§ **Given request**
Copy every line that holds "page".

Data entries
-=-=-=-=-

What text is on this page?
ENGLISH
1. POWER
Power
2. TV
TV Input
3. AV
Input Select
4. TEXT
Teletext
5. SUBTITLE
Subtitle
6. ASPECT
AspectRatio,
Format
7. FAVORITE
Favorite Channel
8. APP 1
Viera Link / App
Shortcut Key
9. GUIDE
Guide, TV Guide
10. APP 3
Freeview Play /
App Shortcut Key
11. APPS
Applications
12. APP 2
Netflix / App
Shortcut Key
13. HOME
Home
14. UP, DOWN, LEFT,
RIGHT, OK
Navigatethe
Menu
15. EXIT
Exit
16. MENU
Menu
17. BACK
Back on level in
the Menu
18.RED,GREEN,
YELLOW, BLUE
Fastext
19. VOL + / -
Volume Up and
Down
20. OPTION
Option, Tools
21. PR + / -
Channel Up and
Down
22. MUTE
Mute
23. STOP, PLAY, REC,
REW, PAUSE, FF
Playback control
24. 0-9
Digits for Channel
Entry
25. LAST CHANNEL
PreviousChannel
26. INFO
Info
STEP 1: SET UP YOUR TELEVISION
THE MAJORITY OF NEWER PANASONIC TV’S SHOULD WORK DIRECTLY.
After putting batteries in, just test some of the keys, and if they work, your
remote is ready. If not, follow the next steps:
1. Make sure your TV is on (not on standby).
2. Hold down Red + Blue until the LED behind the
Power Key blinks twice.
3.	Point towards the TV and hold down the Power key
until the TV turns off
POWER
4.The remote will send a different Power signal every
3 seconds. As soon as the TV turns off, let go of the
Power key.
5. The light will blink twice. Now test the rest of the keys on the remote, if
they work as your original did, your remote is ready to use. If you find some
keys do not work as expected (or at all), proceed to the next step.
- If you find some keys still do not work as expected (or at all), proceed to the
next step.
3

-=-=-=-=-

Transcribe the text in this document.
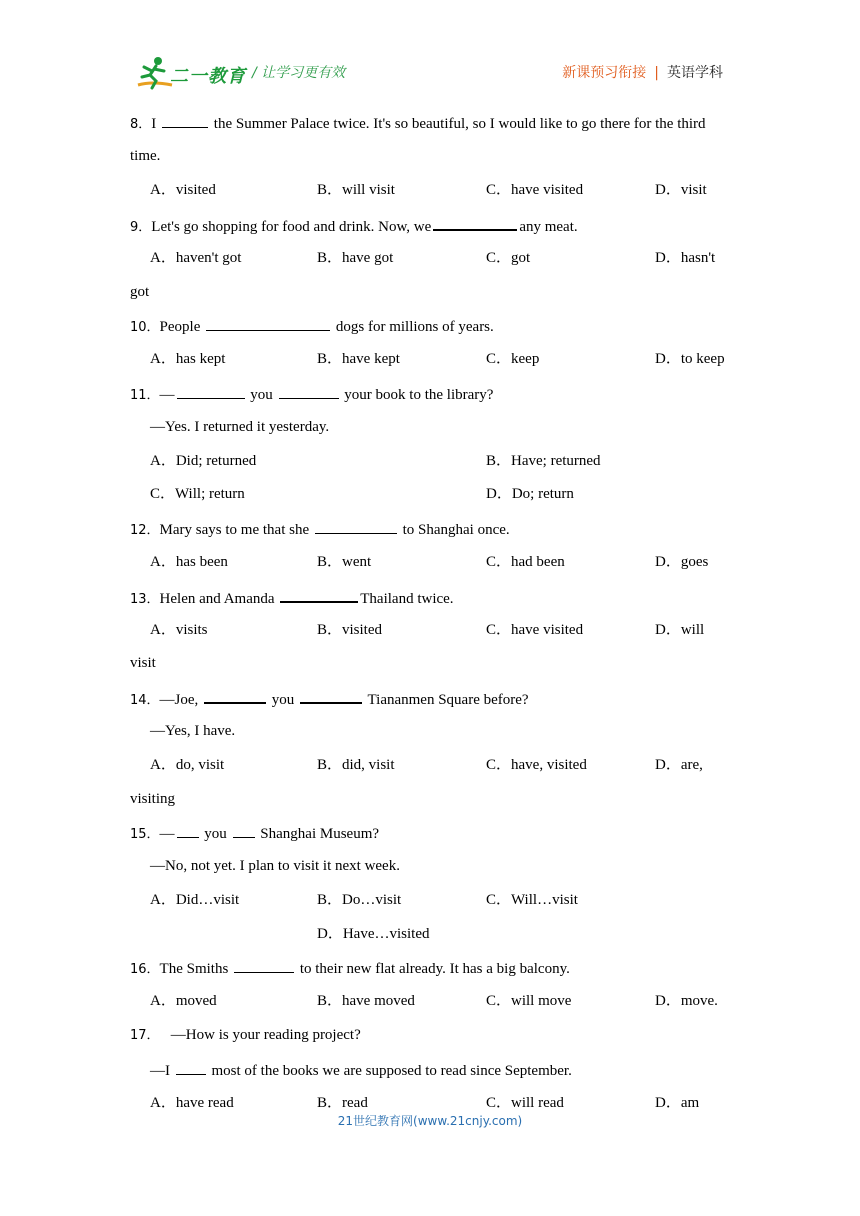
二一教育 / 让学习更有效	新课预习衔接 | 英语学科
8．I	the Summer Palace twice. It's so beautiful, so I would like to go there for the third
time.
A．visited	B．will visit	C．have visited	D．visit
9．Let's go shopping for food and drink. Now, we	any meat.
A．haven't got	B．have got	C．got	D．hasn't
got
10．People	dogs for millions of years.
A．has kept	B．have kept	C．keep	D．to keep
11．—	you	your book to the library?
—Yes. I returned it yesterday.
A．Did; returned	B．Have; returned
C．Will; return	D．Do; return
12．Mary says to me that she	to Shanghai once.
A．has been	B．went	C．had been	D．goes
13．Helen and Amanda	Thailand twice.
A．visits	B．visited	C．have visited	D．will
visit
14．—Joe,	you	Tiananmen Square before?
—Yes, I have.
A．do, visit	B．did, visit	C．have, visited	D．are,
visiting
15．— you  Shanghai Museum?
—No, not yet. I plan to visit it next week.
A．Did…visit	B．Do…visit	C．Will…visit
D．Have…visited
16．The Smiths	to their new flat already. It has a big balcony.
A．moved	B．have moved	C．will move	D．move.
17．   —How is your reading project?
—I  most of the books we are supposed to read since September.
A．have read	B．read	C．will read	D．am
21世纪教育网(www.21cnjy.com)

-=-=-=-=-

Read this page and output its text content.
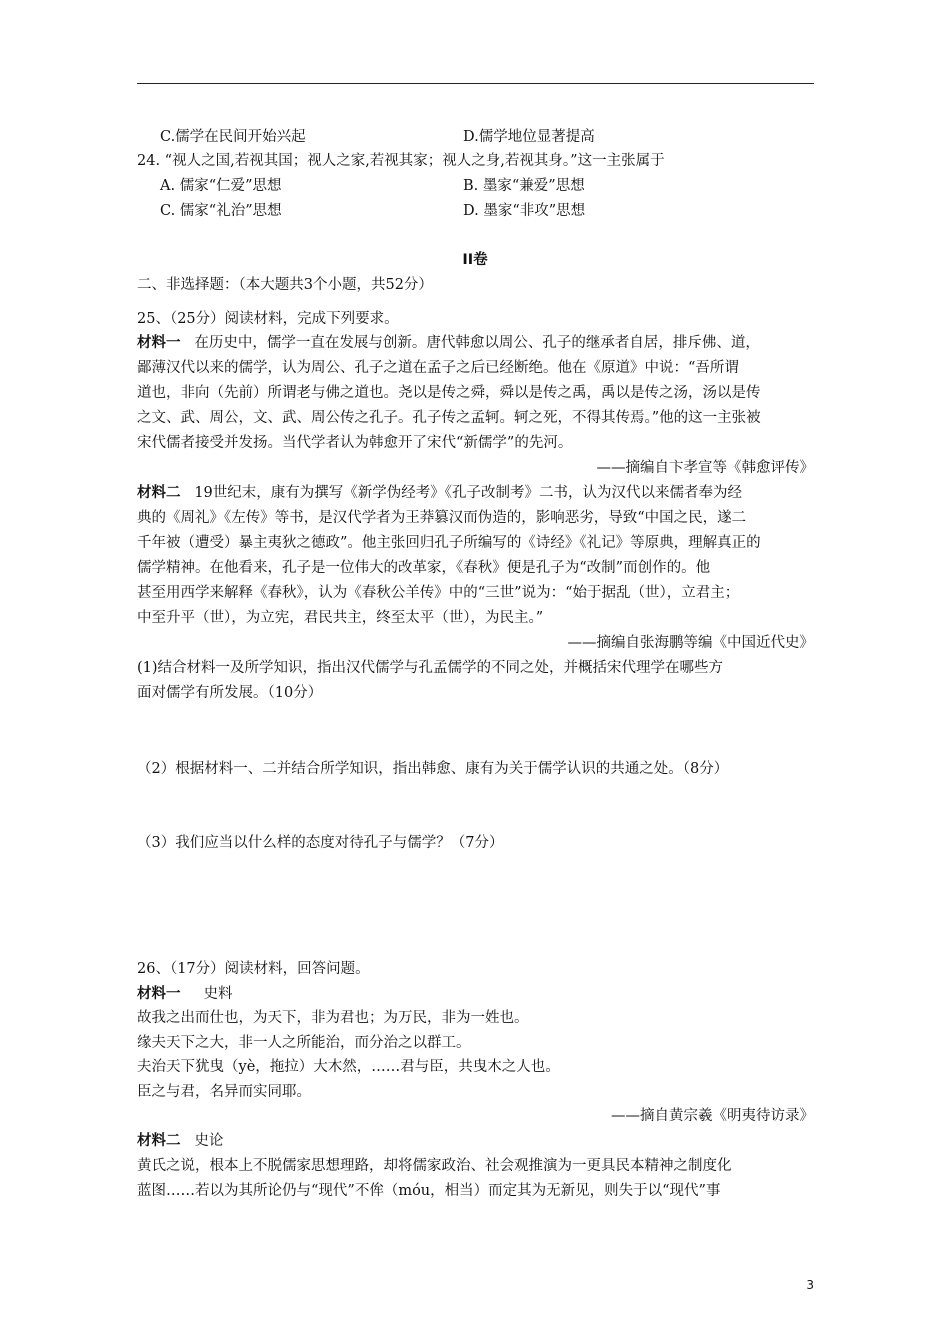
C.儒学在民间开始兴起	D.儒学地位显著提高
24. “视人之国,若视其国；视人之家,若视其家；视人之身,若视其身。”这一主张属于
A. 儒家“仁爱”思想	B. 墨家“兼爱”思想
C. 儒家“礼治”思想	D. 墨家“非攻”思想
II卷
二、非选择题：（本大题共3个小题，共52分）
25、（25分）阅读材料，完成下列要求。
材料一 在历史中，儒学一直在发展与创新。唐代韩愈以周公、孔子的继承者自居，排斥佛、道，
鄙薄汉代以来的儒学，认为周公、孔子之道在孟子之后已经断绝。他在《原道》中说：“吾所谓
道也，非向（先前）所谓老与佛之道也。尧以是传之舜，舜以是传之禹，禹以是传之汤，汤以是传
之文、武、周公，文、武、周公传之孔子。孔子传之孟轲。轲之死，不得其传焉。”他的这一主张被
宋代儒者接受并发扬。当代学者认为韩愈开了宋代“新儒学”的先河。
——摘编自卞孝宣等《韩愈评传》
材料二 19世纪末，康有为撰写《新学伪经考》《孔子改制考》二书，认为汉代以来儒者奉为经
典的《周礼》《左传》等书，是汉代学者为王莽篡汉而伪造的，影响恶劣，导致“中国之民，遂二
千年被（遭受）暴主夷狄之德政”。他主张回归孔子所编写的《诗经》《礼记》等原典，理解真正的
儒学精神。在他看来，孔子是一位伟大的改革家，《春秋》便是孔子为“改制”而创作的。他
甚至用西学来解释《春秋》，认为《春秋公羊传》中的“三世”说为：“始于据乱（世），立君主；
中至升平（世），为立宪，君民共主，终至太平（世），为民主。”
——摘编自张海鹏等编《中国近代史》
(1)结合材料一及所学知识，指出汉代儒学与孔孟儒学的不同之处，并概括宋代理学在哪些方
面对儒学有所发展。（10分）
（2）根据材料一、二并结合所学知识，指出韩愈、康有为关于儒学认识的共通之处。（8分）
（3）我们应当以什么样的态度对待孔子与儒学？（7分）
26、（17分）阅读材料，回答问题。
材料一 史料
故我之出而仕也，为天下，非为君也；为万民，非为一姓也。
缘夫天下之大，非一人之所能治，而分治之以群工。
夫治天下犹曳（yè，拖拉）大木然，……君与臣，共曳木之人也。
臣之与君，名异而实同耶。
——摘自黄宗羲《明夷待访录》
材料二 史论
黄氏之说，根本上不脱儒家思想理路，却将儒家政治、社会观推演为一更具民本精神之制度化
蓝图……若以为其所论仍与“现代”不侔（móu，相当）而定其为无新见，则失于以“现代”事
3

-=-=-=-=-

§ **Exercise output**
What text is on this page?
Read this page and output its text content.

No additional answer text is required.